-- begin LISTED RECORDS --
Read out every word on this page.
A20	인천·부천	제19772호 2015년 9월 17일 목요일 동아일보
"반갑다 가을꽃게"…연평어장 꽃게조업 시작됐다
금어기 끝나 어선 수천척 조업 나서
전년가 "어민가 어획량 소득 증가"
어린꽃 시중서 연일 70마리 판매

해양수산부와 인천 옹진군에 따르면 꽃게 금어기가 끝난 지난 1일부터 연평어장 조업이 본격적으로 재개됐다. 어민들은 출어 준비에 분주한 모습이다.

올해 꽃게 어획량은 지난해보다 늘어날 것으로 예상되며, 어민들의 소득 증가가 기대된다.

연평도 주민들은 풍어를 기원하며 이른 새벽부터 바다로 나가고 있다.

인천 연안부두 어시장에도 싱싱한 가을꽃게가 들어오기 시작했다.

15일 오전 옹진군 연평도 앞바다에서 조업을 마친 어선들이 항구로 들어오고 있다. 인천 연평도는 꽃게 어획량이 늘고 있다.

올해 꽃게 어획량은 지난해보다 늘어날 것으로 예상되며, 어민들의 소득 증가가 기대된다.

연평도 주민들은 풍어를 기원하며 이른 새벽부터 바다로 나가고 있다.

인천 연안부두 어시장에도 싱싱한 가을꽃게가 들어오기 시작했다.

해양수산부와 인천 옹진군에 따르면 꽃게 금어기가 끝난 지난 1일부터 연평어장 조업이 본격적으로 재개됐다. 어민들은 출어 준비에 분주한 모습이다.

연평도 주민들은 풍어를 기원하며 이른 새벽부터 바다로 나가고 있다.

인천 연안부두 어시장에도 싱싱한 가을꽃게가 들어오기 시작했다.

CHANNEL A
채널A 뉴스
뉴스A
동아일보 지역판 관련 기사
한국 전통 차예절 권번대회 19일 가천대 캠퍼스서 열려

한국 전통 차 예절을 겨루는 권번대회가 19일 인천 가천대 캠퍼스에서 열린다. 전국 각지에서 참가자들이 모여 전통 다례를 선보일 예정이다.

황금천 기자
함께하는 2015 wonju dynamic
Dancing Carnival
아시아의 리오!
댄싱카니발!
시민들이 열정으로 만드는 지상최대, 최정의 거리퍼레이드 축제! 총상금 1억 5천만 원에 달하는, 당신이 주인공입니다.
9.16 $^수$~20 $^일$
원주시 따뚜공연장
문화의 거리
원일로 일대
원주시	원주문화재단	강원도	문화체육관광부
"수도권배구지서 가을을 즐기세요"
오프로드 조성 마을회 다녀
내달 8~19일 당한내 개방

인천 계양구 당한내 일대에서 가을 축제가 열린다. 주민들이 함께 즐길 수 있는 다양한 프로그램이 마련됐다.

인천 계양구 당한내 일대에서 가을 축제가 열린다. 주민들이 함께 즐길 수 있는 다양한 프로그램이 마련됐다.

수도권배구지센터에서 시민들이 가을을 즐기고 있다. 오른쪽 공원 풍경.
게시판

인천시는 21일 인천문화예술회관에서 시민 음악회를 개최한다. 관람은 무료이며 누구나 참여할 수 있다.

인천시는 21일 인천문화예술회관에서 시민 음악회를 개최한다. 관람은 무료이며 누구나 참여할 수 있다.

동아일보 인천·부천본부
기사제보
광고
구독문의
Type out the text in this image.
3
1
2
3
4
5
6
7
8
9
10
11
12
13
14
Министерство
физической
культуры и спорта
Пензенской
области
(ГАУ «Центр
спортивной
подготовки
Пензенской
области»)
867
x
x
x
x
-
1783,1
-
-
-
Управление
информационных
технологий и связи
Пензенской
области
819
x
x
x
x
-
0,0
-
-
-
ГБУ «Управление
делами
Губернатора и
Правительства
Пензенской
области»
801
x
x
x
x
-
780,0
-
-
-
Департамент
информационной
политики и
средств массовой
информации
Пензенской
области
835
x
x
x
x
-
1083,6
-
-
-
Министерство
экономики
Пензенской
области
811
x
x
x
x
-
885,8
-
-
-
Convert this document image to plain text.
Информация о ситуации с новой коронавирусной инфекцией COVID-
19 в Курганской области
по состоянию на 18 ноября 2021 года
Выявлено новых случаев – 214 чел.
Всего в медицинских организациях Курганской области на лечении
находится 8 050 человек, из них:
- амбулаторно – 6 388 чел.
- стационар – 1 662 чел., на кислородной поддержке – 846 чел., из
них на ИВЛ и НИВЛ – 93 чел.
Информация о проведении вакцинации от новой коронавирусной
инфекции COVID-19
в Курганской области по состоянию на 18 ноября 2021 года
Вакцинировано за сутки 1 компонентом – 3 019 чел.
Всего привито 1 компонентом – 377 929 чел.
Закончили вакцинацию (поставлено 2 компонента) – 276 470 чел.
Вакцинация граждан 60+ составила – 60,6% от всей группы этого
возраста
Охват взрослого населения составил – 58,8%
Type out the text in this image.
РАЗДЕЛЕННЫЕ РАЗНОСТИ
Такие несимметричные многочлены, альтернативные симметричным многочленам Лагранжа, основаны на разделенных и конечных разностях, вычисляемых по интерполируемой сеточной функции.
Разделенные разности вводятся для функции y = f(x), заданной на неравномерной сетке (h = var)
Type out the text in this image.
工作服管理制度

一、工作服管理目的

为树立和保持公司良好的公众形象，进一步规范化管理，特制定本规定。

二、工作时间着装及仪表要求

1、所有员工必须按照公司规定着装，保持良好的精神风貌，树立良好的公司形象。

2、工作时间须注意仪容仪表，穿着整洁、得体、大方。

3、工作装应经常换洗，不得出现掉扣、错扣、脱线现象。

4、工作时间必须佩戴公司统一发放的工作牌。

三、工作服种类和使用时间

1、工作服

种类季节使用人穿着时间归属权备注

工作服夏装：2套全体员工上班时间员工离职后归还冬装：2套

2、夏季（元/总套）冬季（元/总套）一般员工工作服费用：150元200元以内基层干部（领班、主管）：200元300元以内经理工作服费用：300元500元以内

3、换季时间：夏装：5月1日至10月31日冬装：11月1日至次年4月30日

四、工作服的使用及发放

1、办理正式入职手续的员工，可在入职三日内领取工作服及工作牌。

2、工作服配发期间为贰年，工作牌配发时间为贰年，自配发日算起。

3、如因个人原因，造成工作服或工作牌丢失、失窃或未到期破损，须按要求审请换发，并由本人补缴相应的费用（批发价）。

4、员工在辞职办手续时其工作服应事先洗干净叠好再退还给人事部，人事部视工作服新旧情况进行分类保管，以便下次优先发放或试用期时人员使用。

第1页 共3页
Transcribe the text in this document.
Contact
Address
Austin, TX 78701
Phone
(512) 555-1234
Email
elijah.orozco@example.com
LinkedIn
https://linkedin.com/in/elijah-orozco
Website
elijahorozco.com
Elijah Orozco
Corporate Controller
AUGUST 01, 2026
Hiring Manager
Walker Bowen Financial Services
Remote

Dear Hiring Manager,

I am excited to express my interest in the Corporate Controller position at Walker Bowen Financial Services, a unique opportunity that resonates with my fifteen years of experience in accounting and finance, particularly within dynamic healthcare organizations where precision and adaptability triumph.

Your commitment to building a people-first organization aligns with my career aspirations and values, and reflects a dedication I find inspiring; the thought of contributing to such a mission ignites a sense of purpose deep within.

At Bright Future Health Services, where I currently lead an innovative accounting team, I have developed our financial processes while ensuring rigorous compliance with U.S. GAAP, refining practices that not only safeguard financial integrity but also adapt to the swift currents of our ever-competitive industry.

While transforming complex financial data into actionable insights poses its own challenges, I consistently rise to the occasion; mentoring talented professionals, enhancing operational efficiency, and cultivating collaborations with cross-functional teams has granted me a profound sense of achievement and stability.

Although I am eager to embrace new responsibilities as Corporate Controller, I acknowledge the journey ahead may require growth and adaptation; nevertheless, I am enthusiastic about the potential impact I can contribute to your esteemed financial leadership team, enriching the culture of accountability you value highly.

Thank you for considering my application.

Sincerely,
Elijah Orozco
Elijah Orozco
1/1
-- end LISTED RECORDS --
## [WRITTEN REQUEST]
Repeat the listing above without any change.

## [FULL OUTPUT]
Read out every word on this page.
A20	인천·부천	제19772호 2015년 9월 17일 목요일 동아일보
"반갑다 가을꽃게"…연평어장 꽃게조업 시작됐다
금어기 끝나 어선 수천척 조업 나서
전년가 "어민가 어획량 소득 증가"
어린꽃 시중서 연일 70마리 판매

해양수산부와 인천 옹진군에 따르면 꽃게 금어기가 끝난 지난 1일부터 연평어장 조업이 본격적으로 재개됐다. 어민들은 출어 준비에 분주한 모습이다.

올해 꽃게 어획량은 지난해보다 늘어날 것으로 예상되며, 어민들의 소득 증가가 기대된다.

연평도 주민들은 풍어를 기원하며 이른 새벽부터 바다로 나가고 있다.

인천 연안부두 어시장에도 싱싱한 가을꽃게가 들어오기 시작했다.

15일 오전 옹진군 연평도 앞바다에서 조업을 마친 어선들이 항구로 들어오고 있다. 인천 연평도는 꽃게 어획량이 늘고 있다.

올해 꽃게 어획량은 지난해보다 늘어날 것으로 예상되며, 어민들의 소득 증가가 기대된다.

연평도 주민들은 풍어를 기원하며 이른 새벽부터 바다로 나가고 있다.

인천 연안부두 어시장에도 싱싱한 가을꽃게가 들어오기 시작했다.

해양수산부와 인천 옹진군에 따르면 꽃게 금어기가 끝난 지난 1일부터 연평어장 조업이 본격적으로 재개됐다. 어민들은 출어 준비에 분주한 모습이다.

연평도 주민들은 풍어를 기원하며 이른 새벽부터 바다로 나가고 있다.

인천 연안부두 어시장에도 싱싱한 가을꽃게가 들어오기 시작했다.

CHANNEL A
채널A 뉴스
뉴스A
동아일보 지역판 관련 기사
한국 전통 차예절 권번대회 19일 가천대 캠퍼스서 열려

한국 전통 차 예절을 겨루는 권번대회가 19일 인천 가천대 캠퍼스에서 열린다. 전국 각지에서 참가자들이 모여 전통 다례를 선보일 예정이다.

황금천 기자
함께하는 2015 wonju dynamic
Dancing Carnival
아시아의 리오!
댄싱카니발!
시민들이 열정으로 만드는 지상최대, 최정의 거리퍼레이드 축제! 총상금 1억 5천만 원에 달하는, 당신이 주인공입니다.
9.16 $^수$~20 $^일$
원주시 따뚜공연장
문화의 거리
원일로 일대
원주시	원주문화재단	강원도	문화체육관광부
"수도권배구지서 가을을 즐기세요"
오프로드 조성 마을회 다녀
내달 8~19일 당한내 개방

인천 계양구 당한내 일대에서 가을 축제가 열린다. 주민들이 함께 즐길 수 있는 다양한 프로그램이 마련됐다.

인천 계양구 당한내 일대에서 가을 축제가 열린다. 주민들이 함께 즐길 수 있는 다양한 프로그램이 마련됐다.

수도권배구지센터에서 시민들이 가을을 즐기고 있다. 오른쪽 공원 풍경.
게시판

인천시는 21일 인천문화예술회관에서 시민 음악회를 개최한다. 관람은 무료이며 누구나 참여할 수 있다.

인천시는 21일 인천문화예술회관에서 시민 음악회를 개최한다. 관람은 무료이며 누구나 참여할 수 있다.

동아일보 인천·부천본부
기사제보
광고
구독문의
Type out the text in this image.
3
1
2
3
4
5
6
7
8
9
10
11
12
13
14
Министерство
физической
культуры и спорта
Пензенской
области
(ГАУ «Центр
спортивной
подготовки
Пензенской
области»)
867
x
x
x
x
-
1783,1
-
-
-
Управление
информационных
технологий и связи
Пензенской
области
819
x
x
x
x
-
0,0
-
-
-
ГБУ «Управление
делами
Губернатора и
Правительства
Пензенской
области»
801
x
x
x
x
-
780,0
-
-
-
Департамент
информационной
политики и
средств массовой
информации
Пензенской
области
835
x
x
x
x
-
1083,6
-
-
-
Министерство
экономики
Пензенской
области
811
x
x
x
x
-
885,8
-
-
-
Convert this document image to plain text.
Информация о ситуации с новой коронавирусной инфекцией COVID-
19 в Курганской области
по состоянию на 18 ноября 2021 года
Выявлено новых случаев – 214 чел.
Всего в медицинских организациях Курганской области на лечении
находится 8 050 человек, из них:
- амбулаторно – 6 388 чел.
- стационар – 1 662 чел., на кислородной поддержке – 846 чел., из
них на ИВЛ и НИВЛ – 93 чел.
Информация о проведении вакцинации от новой коронавирусной
инфекции COVID-19
в Курганской области по состоянию на 18 ноября 2021 года
Вакцинировано за сутки 1 компонентом – 3 019 чел.
Всего привито 1 компонентом – 377 929 чел.
Закончили вакцинацию (поставлено 2 компонента) – 276 470 чел.
Вакцинация граждан 60+ составила – 60,6% от всей группы этого
возраста
Охват взрослого населения составил – 58,8%
Type out the text in this image.
РАЗДЕЛЕННЫЕ РАЗНОСТИ
Такие несимметричные многочлены, альтернативные симметричным многочленам Лагранжа, основаны на разделенных и конечных разностях, вычисляемых по интерполируемой сеточной функции.
Разделенные разности вводятся для функции y = f(x), заданной на неравномерной сетке (h = var)
Type out the text in this image.
工作服管理制度

一、工作服管理目的

为树立和保持公司良好的公众形象，进一步规范化管理，特制定本规定。

二、工作时间着装及仪表要求

1、所有员工必须按照公司规定着装，保持良好的精神风貌，树立良好的公司形象。

2、工作时间须注意仪容仪表，穿着整洁、得体、大方。

3、工作装应经常换洗，不得出现掉扣、错扣、脱线现象。

4、工作时间必须佩戴公司统一发放的工作牌。

三、工作服种类和使用时间

1、工作服

种类季节使用人穿着时间归属权备注

工作服夏装：2套全体员工上班时间员工离职后归还冬装：2套

2、夏季（元/总套）冬季（元/总套）一般员工工作服费用：150元200元以内基层干部（领班、主管）：200元300元以内经理工作服费用：300元500元以内

3、换季时间：夏装：5月1日至10月31日冬装：11月1日至次年4月30日

四、工作服的使用及发放

1、办理正式入职手续的员工，可在入职三日内领取工作服及工作牌。

2、工作服配发期间为贰年，工作牌配发时间为贰年，自配发日算起。

3、如因个人原因，造成工作服或工作牌丢失、失窃或未到期破损，须按要求审请换发，并由本人补缴相应的费用（批发价）。

4、员工在辞职办手续时其工作服应事先洗干净叠好再退还给人事部，人事部视工作服新旧情况进行分类保管，以便下次优先发放或试用期时人员使用。

第1页 共3页
Transcribe the text in this document.
Contact
Address
Austin, TX 78701
Phone
(512) 555-1234
Email
elijah.orozco@example.com
LinkedIn
https://linkedin.com/in/elijah-orozco
Website
elijahorozco.com
Elijah Orozco
Corporate Controller
AUGUST 01, 2026
Hiring Manager
Walker Bowen Financial Services
Remote

Dear Hiring Manager,

I am excited to express my interest in the Corporate Controller position at Walker Bowen Financial Services, a unique opportunity that resonates with my fifteen years of experience in accounting and finance, particularly within dynamic healthcare organizations where precision and adaptability triumph.

Your commitment to building a people-first organization aligns with my career aspirations and values, and reflects a dedication I find inspiring; the thought of contributing to such a mission ignites a sense of purpose deep within.

At Bright Future Health Services, where I currently lead an innovative accounting team, I have developed our financial processes while ensuring rigorous compliance with U.S. GAAP, refining practices that not only safeguard financial integrity but also adapt to the swift currents of our ever-competitive industry.

While transforming complex financial data into actionable insights poses its own challenges, I consistently rise to the occasion; mentoring talented professionals, enhancing operational efficiency, and cultivating collaborations with cross-functional teams has granted me a profound sense of achievement and stability.

Although I am eager to embrace new responsibilities as Corporate Controller, I acknowledge the journey ahead may require growth and adaptation; nevertheless, I am enthusiastic about the potential impact I can contribute to your esteemed financial leadership team, enriching the culture of accountability you value highly.

Thank you for considering my application.

Sincerely,
Elijah Orozco
Elijah Orozco
1/1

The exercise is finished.